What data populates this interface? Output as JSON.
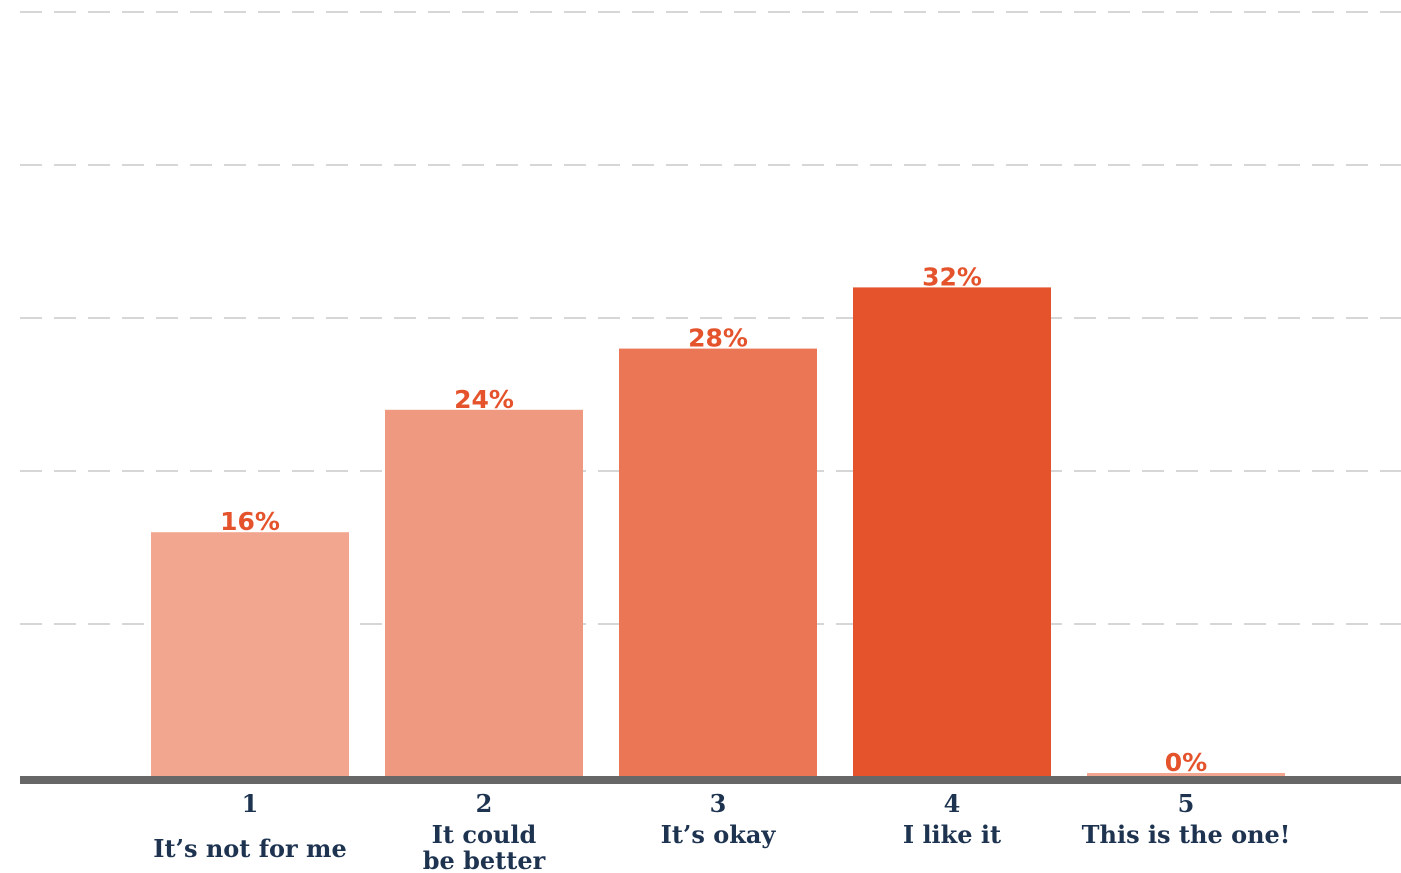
{
  "chart_data": {
    "type": "bar",
    "categories": [
      {
        "number": "1",
        "label_lines": [
          "It’s not for me"
        ]
      },
      {
        "number": "2",
        "label_lines": [
          "It could",
          "be better"
        ]
      },
      {
        "number": "3",
        "label_lines": [
          "It’s okay"
        ]
      },
      {
        "number": "4",
        "label_lines": [
          "I like it"
        ]
      },
      {
        "number": "5",
        "label_lines": [
          "This is the one!"
        ]
      }
    ],
    "values": [
      16,
      24,
      28,
      32,
      0
    ],
    "value_labels": [
      "16%",
      "24%",
      "28%",
      "32%",
      "0%"
    ],
    "title": "",
    "xlabel": "",
    "ylabel": "",
    "ylim": [
      0,
      50
    ],
    "grid": true,
    "legend": "none",
    "colors": {
      "bars": [
        "#f2a68f",
        "#ef9980",
        "#ea7656",
        "#e4532b",
        "#f2a68f"
      ],
      "value_label": "#e4532b",
      "category_text": "#1d3350",
      "gridline": "#c8c8c8",
      "baseline": "#676767"
    }
  }
}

* [Task instructions] From the entries above, copy every line that holds the word "number".

* [Task result]
        "number": "1",
        "number": "2",
        "number": "3",
        "number": "4",
        "number": "5",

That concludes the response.